EXERCISE DESCRIPTION:
Drop the images; return everything else in the listing below exactly.

Start of EXTRACTED MATERIAL

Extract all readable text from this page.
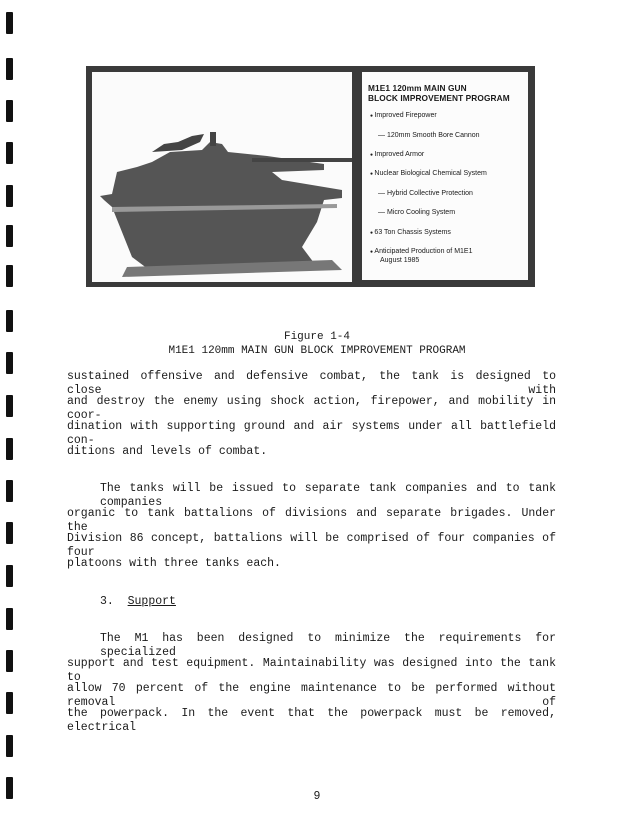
M1E1 120mm MAIN GUN
BLOCK IMPROVEMENT PROGRAM
● Improved Firepower
— 120mm Smooth Bore Cannon
● Improved Armor
● Nuclear Biological Chemical System
— Hybrid Collective Protection
— Micro Cooling System
● 63 Ton Chassis Systems
● Anticipated Production of M1E1
August 1985
Figure 1-4
M1E1 120mm MAIN GUN BLOCK IMPROVEMENT PROGRAM
sustained offensive and defensive combat, the tank is designed to close with
and destroy the enemy using shock action, firepower, and mobility in coor-
dination with supporting ground and air systems under all battlefield con-
ditions and levels of combat.
The tanks will be issued to separate tank companies and to tank companies
organic to tank battalions of divisions and separate brigades. Under the
Division 86 concept, battalions will be comprised of four companies of four
platoons with three tanks each.
3. Support
The M1 has been designed to minimize the requirements for specialized
support and test equipment. Maintainability was designed into the tank to
allow 70 percent of the engine maintenance to be performed without removal of
the powerpack. In the event that the powerpack must be removed, electrical
9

End of EXTRACTED MATERIAL

ANSWER:
Extract all readable text from this page.
M1E1 120mm MAIN GUN
BLOCK IMPROVEMENT PROGRAM
● Improved Firepower
— 120mm Smooth Bore Cannon
● Improved Armor
● Nuclear Biological Chemical System
— Hybrid Collective Protection
— Micro Cooling System
● 63 Ton Chassis Systems
● Anticipated Production of M1E1
August 1985
Figure 1-4
M1E1 120mm MAIN GUN BLOCK IMPROVEMENT PROGRAM
sustained offensive and defensive combat, the tank is designed to close with
and destroy the enemy using shock action, firepower, and mobility in coor-
dination with supporting ground and air systems under all battlefield con-
ditions and levels of combat.
The tanks will be issued to separate tank companies and to tank companies
organic to tank battalions of divisions and separate brigades. Under the
Division 86 concept, battalions will be comprised of four companies of four
platoons with three tanks each.
3. Support
The M1 has been designed to minimize the requirements for specialized
support and test equipment. Maintainability was designed into the tank to
allow 70 percent of the engine maintenance to be performed without removal of
the powerpack. In the event that the powerpack must be removed, electrical
9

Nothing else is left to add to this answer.